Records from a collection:
┌──

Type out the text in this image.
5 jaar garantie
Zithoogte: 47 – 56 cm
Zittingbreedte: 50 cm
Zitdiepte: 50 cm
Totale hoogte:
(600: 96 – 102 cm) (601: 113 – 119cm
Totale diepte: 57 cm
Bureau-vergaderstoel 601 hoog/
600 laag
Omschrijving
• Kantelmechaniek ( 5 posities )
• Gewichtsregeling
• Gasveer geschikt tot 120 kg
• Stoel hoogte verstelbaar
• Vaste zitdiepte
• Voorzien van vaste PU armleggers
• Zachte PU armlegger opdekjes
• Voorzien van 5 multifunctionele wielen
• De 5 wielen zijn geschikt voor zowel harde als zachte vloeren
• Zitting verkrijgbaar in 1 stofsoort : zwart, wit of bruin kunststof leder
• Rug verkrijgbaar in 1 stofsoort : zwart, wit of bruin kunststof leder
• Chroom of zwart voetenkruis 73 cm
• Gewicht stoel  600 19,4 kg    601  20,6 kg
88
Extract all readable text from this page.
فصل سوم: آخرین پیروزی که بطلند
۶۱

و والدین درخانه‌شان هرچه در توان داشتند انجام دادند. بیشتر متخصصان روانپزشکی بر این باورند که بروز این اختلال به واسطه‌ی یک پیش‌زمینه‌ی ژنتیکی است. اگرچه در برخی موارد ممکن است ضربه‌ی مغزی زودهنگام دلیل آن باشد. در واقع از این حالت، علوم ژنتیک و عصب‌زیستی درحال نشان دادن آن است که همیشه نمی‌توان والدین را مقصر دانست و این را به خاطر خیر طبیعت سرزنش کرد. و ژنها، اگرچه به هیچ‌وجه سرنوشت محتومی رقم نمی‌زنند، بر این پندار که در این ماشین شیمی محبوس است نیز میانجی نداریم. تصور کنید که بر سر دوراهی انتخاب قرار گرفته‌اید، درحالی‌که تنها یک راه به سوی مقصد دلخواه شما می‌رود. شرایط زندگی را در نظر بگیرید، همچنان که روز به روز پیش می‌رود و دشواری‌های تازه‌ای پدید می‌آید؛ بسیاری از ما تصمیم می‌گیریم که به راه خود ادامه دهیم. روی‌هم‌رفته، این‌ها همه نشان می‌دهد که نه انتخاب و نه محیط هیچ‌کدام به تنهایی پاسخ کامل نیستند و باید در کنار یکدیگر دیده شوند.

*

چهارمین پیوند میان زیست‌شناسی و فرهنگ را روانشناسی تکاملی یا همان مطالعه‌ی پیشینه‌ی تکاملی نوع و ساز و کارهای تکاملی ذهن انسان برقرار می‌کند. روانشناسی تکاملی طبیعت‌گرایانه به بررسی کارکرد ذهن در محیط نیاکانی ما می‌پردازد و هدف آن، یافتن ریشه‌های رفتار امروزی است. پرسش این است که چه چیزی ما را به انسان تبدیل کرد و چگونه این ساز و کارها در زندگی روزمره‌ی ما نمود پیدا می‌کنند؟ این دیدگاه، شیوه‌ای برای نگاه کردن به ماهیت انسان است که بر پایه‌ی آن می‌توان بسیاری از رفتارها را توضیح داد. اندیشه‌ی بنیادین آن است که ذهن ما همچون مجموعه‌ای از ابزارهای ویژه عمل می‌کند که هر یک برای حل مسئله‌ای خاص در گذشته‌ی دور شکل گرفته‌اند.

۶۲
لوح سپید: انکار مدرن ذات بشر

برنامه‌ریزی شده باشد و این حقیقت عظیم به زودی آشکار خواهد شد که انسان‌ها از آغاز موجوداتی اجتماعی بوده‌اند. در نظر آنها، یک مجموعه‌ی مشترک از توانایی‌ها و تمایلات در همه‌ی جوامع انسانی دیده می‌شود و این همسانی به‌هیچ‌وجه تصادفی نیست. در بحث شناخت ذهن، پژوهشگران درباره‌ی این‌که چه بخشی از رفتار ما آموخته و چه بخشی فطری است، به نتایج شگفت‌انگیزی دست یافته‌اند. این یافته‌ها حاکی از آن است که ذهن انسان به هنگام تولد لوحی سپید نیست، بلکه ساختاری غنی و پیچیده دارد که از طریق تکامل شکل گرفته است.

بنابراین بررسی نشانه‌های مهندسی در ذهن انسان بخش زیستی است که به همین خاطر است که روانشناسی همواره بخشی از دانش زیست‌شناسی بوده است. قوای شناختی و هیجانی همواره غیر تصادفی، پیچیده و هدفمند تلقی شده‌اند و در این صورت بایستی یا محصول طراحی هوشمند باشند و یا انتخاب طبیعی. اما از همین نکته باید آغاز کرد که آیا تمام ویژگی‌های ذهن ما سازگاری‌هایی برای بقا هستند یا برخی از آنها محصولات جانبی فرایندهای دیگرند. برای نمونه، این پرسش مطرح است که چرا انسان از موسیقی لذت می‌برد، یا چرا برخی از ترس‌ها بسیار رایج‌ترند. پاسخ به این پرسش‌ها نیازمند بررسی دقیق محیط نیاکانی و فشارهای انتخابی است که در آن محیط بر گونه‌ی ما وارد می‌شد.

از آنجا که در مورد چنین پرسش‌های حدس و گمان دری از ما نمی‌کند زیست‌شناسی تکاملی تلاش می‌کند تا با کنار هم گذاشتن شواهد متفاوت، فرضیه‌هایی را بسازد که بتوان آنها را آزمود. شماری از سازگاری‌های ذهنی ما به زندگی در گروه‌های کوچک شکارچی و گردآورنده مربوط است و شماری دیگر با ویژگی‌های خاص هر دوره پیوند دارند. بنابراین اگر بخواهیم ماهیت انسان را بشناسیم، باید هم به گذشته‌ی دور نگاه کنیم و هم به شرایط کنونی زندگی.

└──

To do
Check each line of the records for the word "wielen" and extract those that contain it.

Correct response
• Voorzien van 5 multifunctionele wielen
• De 5 wielen zijn geschikt voor zowel harde als zachte vloeren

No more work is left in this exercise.